• _STATED EXERCISE_
Collect all lines from the records below that include the word "inmuebles".

• _GIVEN RECORDS_
○ ○ ○ ○ ○

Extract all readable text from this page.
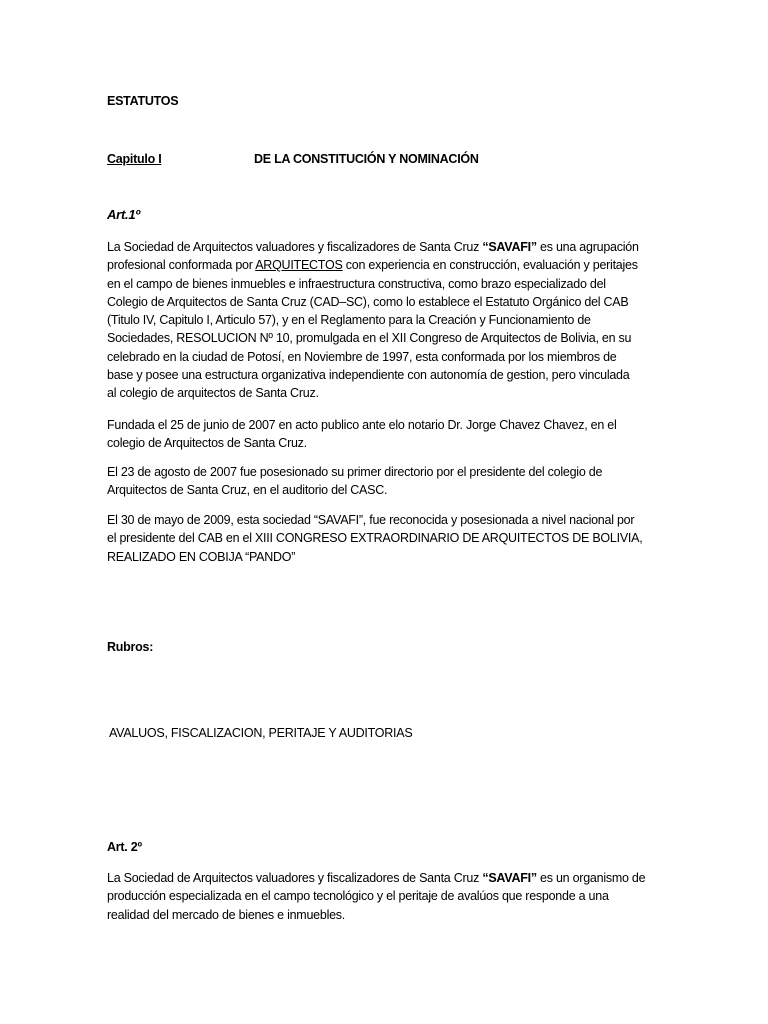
ESTATUTOS

Capitulo I	DE LA CONSTITUCIÓN Y NOMINACIÓN

Art.1º

La Sociedad de Arquitectos valuadores y fiscalizadores de Santa Cruz “SAVAFI” es una agrupación
profesional conformada por ARQUITECTOS con experiencia en construcción, evaluación y peritajes
en el campo de bienes inmuebles e infraestructura constructiva, como brazo especializado del
Colegio de Arquitectos de Santa Cruz (CAD–SC), como lo establece el Estatuto Orgánico del CAB
(Titulo IV, Capitulo I, Articulo 57), y en el Reglamento para la Creación y Funcionamiento de
Sociedades, RESOLUCION Nº 10, promulgada en el XII Congreso de Arquitectos de Bolivia, en su
celebrado en la ciudad de Potosí, en Noviembre de 1997, esta conformada por los miembros de
base y posee una estructura organizativa independiente con autonomía de gestion, pero vinculada
al colegio de arquitectos de Santa Cruz.

Fundada el 25 de junio de 2007 en acto publico ante elo notario Dr. Jorge Chavez Chavez, en el
colegio de Arquitectos de Santa Cruz.

El 23 de agosto de 2007 fue posesionado su primer directorio por el presidente del colegio de
Arquitectos de Santa Cruz, en el auditorio del CASC.

El 30 de mayo de 2009, esta sociedad “SAVAFI”, fue reconocida y posesionada a nivel nacional por
el presidente del CAB en el XIII CONGRESO EXTRAORDINARIO DE ARQUITECTOS DE BOLIVIA,
REALIZADO EN COBIJA “PANDO”

Rubros:

AVALUOS, FISCALIZACION, PERITAJE Y AUDITORIAS

Art. 2º

La Sociedad de Arquitectos valuadores y fiscalizadores de Santa Cruz “SAVAFI” es un organismo de
producción especializada en el campo tecnológico y el peritaje de avalúos que responde a una
realidad del mercado de bienes e inmuebles.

○ ○ ○ ○ ○

• _RESULT OF THIS TASK_
en el campo de bienes inmuebles e infraestructura constructiva, como brazo especializado del
realidad del mercado de bienes e inmuebles.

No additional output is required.